Source data:
◇ ◇ ◇

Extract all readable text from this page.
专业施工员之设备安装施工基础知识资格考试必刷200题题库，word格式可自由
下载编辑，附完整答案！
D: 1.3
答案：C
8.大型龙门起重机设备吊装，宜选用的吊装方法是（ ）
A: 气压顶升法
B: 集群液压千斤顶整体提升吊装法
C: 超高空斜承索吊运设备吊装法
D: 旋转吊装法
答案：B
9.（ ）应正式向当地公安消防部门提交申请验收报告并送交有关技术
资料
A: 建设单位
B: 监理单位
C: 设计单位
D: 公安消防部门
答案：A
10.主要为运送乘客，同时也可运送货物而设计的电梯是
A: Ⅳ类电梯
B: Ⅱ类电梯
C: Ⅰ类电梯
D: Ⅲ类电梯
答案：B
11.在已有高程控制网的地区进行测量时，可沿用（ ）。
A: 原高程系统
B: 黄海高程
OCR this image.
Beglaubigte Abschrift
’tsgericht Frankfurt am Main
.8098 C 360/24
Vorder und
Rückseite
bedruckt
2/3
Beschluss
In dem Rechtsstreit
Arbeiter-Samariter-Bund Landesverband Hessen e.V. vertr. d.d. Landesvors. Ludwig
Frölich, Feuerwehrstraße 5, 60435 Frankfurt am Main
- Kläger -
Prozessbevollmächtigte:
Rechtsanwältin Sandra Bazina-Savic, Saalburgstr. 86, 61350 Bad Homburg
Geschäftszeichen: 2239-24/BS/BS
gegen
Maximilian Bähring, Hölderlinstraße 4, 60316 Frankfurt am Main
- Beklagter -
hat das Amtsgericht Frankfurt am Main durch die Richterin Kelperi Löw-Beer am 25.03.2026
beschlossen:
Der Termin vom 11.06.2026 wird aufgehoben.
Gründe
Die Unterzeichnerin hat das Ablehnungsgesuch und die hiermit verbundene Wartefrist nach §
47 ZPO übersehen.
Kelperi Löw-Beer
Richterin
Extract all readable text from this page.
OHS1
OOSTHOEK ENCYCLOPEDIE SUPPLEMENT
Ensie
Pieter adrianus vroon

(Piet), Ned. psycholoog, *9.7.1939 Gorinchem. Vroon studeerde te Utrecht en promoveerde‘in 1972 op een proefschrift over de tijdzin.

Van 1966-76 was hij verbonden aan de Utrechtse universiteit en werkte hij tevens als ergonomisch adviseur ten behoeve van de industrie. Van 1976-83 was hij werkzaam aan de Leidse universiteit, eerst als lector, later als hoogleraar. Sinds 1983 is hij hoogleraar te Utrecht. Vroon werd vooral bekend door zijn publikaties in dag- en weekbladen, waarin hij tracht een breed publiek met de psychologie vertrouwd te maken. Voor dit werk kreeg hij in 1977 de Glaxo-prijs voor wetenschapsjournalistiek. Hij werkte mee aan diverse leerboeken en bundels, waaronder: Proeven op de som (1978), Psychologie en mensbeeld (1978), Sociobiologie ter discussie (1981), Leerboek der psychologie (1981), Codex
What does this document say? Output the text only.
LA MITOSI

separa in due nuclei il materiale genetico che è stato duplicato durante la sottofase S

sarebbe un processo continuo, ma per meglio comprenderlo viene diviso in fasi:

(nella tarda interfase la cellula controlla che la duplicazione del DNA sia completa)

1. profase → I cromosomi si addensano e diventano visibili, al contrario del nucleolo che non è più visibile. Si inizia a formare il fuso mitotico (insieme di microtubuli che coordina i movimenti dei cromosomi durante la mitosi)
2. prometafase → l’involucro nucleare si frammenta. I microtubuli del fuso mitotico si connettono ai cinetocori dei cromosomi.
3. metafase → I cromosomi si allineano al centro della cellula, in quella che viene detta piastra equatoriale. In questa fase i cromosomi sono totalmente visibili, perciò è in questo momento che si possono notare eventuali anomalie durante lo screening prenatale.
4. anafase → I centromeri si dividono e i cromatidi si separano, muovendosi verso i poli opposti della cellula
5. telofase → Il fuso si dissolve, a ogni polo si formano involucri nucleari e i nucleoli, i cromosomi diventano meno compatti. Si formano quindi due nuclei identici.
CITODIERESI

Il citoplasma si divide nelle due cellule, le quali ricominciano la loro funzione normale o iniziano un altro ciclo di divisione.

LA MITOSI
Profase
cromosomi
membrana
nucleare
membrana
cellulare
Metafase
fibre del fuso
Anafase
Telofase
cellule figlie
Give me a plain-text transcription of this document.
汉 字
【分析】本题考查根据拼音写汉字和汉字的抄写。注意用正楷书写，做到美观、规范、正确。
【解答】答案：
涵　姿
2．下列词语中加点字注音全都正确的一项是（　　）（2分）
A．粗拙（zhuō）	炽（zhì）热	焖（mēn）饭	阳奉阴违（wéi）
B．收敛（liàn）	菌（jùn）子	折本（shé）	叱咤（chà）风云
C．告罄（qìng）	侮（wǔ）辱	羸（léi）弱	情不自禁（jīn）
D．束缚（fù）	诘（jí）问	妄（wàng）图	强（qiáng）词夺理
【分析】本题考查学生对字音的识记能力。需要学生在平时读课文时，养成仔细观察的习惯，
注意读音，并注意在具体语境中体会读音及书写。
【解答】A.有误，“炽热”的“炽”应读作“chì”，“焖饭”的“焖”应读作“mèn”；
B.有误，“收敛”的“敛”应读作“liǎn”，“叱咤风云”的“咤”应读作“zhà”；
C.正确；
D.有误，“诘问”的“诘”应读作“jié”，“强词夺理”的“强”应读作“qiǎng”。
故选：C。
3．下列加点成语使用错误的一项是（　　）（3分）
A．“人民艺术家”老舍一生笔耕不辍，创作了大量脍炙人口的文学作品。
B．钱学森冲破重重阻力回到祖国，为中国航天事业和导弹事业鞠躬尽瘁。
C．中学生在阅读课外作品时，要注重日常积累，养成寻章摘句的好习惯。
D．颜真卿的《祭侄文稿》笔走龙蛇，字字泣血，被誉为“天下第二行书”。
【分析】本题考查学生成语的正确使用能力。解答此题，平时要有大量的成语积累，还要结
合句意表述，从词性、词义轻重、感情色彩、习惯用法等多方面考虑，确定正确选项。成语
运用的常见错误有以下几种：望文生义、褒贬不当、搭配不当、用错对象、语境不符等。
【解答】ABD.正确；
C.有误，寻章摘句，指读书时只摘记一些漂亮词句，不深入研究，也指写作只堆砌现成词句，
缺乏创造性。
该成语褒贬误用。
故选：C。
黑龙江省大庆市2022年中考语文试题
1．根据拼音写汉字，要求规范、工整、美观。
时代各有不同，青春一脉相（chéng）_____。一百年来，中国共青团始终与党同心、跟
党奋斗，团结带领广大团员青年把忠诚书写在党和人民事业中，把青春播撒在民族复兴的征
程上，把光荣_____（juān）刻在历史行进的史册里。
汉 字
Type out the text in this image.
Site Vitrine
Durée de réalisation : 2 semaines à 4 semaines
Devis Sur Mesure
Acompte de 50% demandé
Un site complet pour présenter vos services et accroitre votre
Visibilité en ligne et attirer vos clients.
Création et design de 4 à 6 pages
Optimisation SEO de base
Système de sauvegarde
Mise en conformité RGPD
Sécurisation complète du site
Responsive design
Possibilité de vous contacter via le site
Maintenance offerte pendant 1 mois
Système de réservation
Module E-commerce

◇ ◇ ◇

- Your instructions
Please output every record, keeping each line exact.

- Output for this task
Extract all readable text from this page.
专业施工员之设备安装施工基础知识资格考试必刷200题题库，word格式可自由
下载编辑，附完整答案！
D: 1.3
答案：C
8.大型龙门起重机设备吊装，宜选用的吊装方法是（ ）
A: 气压顶升法
B: 集群液压千斤顶整体提升吊装法
C: 超高空斜承索吊运设备吊装法
D: 旋转吊装法
答案：B
9.（ ）应正式向当地公安消防部门提交申请验收报告并送交有关技术
资料
A: 建设单位
B: 监理单位
C: 设计单位
D: 公安消防部门
答案：A
10.主要为运送乘客，同时也可运送货物而设计的电梯是
A: Ⅳ类电梯
B: Ⅱ类电梯
C: Ⅰ类电梯
D: Ⅲ类电梯
答案：B
11.在已有高程控制网的地区进行测量时，可沿用（ ）。
A: 原高程系统
B: 黄海高程
OCR this image.
Beglaubigte Abschrift
’tsgericht Frankfurt am Main
.8098 C 360/24
Vorder und
Rückseite
bedruckt
2/3
Beschluss
In dem Rechtsstreit
Arbeiter-Samariter-Bund Landesverband Hessen e.V. vertr. d.d. Landesvors. Ludwig
Frölich, Feuerwehrstraße 5, 60435 Frankfurt am Main
- Kläger -
Prozessbevollmächtigte:
Rechtsanwältin Sandra Bazina-Savic, Saalburgstr. 86, 61350 Bad Homburg
Geschäftszeichen: 2239-24/BS/BS
gegen
Maximilian Bähring, Hölderlinstraße 4, 60316 Frankfurt am Main
- Beklagter -
hat das Amtsgericht Frankfurt am Main durch die Richterin Kelperi Löw-Beer am 25.03.2026
beschlossen:
Der Termin vom 11.06.2026 wird aufgehoben.
Gründe
Die Unterzeichnerin hat das Ablehnungsgesuch und die hiermit verbundene Wartefrist nach §
47 ZPO übersehen.
Kelperi Löw-Beer
Richterin
Extract all readable text from this page.
OHS1
OOSTHOEK ENCYCLOPEDIE SUPPLEMENT
Ensie
Pieter adrianus vroon

(Piet), Ned. psycholoog, *9.7.1939 Gorinchem. Vroon studeerde te Utrecht en promoveerde‘in 1972 op een proefschrift over de tijdzin.

Van 1966-76 was hij verbonden aan de Utrechtse universiteit en werkte hij tevens als ergonomisch adviseur ten behoeve van de industrie. Van 1976-83 was hij werkzaam aan de Leidse universiteit, eerst als lector, later als hoogleraar. Sinds 1983 is hij hoogleraar te Utrecht. Vroon werd vooral bekend door zijn publikaties in dag- en weekbladen, waarin hij tracht een breed publiek met de psychologie vertrouwd te maken. Voor dit werk kreeg hij in 1977 de Glaxo-prijs voor wetenschapsjournalistiek. Hij werkte mee aan diverse leerboeken en bundels, waaronder: Proeven op de som (1978), Psychologie en mensbeeld (1978), Sociobiologie ter discussie (1981), Leerboek der psychologie (1981), Codex
What does this document say? Output the text only.
LA MITOSI

separa in due nuclei il materiale genetico che è stato duplicato durante la sottofase S

sarebbe un processo continuo, ma per meglio comprenderlo viene diviso in fasi:

(nella tarda interfase la cellula controlla che la duplicazione del DNA sia completa)

1. profase → I cromosomi si addensano e diventano visibili, al contrario del nucleolo che non è più visibile. Si inizia a formare il fuso mitotico (insieme di microtubuli che coordina i movimenti dei cromosomi durante la mitosi)
2. prometafase → l’involucro nucleare si frammenta. I microtubuli del fuso mitotico si connettono ai cinetocori dei cromosomi.
3. metafase → I cromosomi si allineano al centro della cellula, in quella che viene detta piastra equatoriale. In questa fase i cromosomi sono totalmente visibili, perciò è in questo momento che si possono notare eventuali anomalie durante lo screening prenatale.
4. anafase → I centromeri si dividono e i cromatidi si separano, muovendosi verso i poli opposti della cellula
5. telofase → Il fuso si dissolve, a ogni polo si formano involucri nucleari e i nucleoli, i cromosomi diventano meno compatti. Si formano quindi due nuclei identici.
CITODIERESI

Il citoplasma si divide nelle due cellule, le quali ricominciano la loro funzione normale o iniziano un altro ciclo di divisione.

LA MITOSI
Profase
cromosomi
membrana
nucleare
membrana
cellulare
Metafase
fibre del fuso
Anafase
Telofase
cellule figlie
Give me a plain-text transcription of this document.
汉 字
【分析】本题考查根据拼音写汉字和汉字的抄写。注意用正楷书写，做到美观、规范、正确。
【解答】答案：
涵　姿
2．下列词语中加点字注音全都正确的一项是（　　）（2分）
A．粗拙（zhuō）	炽（zhì）热	焖（mēn）饭	阳奉阴违（wéi）
B．收敛（liàn）	菌（jùn）子	折本（shé）	叱咤（chà）风云
C．告罄（qìng）	侮（wǔ）辱	羸（léi）弱	情不自禁（jīn）
D．束缚（fù）	诘（jí）问	妄（wàng）图	强（qiáng）词夺理
【分析】本题考查学生对字音的识记能力。需要学生在平时读课文时，养成仔细观察的习惯，
注意读音，并注意在具体语境中体会读音及书写。
【解答】A.有误，“炽热”的“炽”应读作“chì”，“焖饭”的“焖”应读作“mèn”；
B.有误，“收敛”的“敛”应读作“liǎn”，“叱咤风云”的“咤”应读作“zhà”；
C.正确；
D.有误，“诘问”的“诘”应读作“jié”，“强词夺理”的“强”应读作“qiǎng”。
故选：C。
3．下列加点成语使用错误的一项是（　　）（3分）
A．“人民艺术家”老舍一生笔耕不辍，创作了大量脍炙人口的文学作品。
B．钱学森冲破重重阻力回到祖国，为中国航天事业和导弹事业鞠躬尽瘁。
C．中学生在阅读课外作品时，要注重日常积累，养成寻章摘句的好习惯。
D．颜真卿的《祭侄文稿》笔走龙蛇，字字泣血，被誉为“天下第二行书”。
【分析】本题考查学生成语的正确使用能力。解答此题，平时要有大量的成语积累，还要结
合句意表述，从词性、词义轻重、感情色彩、习惯用法等多方面考虑，确定正确选项。成语
运用的常见错误有以下几种：望文生义、褒贬不当、搭配不当、用错对象、语境不符等。
【解答】ABD.正确；
C.有误，寻章摘句，指读书时只摘记一些漂亮词句，不深入研究，也指写作只堆砌现成词句，
缺乏创造性。
该成语褒贬误用。
故选：C。
黑龙江省大庆市2022年中考语文试题
1．根据拼音写汉字，要求规范、工整、美观。
时代各有不同，青春一脉相（chéng）_____。一百年来，中国共青团始终与党同心、跟
党奋斗，团结带领广大团员青年把忠诚书写在党和人民事业中，把青春播撒在民族复兴的征
程上，把光荣_____（juān）刻在历史行进的史册里。
汉 字
Type out the text in this image.
Site Vitrine
Durée de réalisation : 2 semaines à 4 semaines
Devis Sur Mesure
Acompte de 50% demandé
Un site complet pour présenter vos services et accroitre votre
Visibilité en ligne et attirer vos clients.
Création et design de 4 à 6 pages
Optimisation SEO de base
Système de sauvegarde
Mise en conformité RGPD
Sécurisation complète du site
Responsive design
Possibilité de vous contacter via le site
Maintenance offerte pendant 1 mois
Système de réservation
Module E-commerce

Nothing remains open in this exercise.